Records that describe figures:
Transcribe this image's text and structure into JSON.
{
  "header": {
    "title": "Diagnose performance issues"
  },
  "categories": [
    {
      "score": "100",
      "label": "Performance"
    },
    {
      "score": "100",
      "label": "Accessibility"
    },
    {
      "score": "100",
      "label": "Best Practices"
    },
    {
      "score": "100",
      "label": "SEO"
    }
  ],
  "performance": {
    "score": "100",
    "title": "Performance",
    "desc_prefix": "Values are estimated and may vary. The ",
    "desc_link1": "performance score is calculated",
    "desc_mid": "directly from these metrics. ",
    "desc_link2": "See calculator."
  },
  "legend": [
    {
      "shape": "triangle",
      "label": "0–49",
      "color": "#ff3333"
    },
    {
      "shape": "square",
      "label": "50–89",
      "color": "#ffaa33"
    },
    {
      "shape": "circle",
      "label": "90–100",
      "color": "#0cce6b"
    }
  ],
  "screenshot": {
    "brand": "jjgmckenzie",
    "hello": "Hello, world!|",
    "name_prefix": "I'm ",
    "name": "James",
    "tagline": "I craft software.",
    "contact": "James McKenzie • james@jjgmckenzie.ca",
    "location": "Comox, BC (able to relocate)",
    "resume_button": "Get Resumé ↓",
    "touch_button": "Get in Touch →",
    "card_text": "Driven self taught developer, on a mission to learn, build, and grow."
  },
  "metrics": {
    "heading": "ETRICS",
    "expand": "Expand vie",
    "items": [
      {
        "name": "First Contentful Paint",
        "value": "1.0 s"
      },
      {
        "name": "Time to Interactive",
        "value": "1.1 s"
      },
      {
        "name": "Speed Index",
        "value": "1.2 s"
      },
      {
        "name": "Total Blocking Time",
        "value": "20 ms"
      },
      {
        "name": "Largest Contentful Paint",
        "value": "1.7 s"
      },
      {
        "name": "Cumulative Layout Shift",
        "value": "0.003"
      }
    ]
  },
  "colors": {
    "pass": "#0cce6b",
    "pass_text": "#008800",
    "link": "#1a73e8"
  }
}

- Directions: Gather from the data above every line with the string "James".

- Written reply:
    "name": "James",
    "contact": "James McKenzie • james@jjgmckenzie.ca",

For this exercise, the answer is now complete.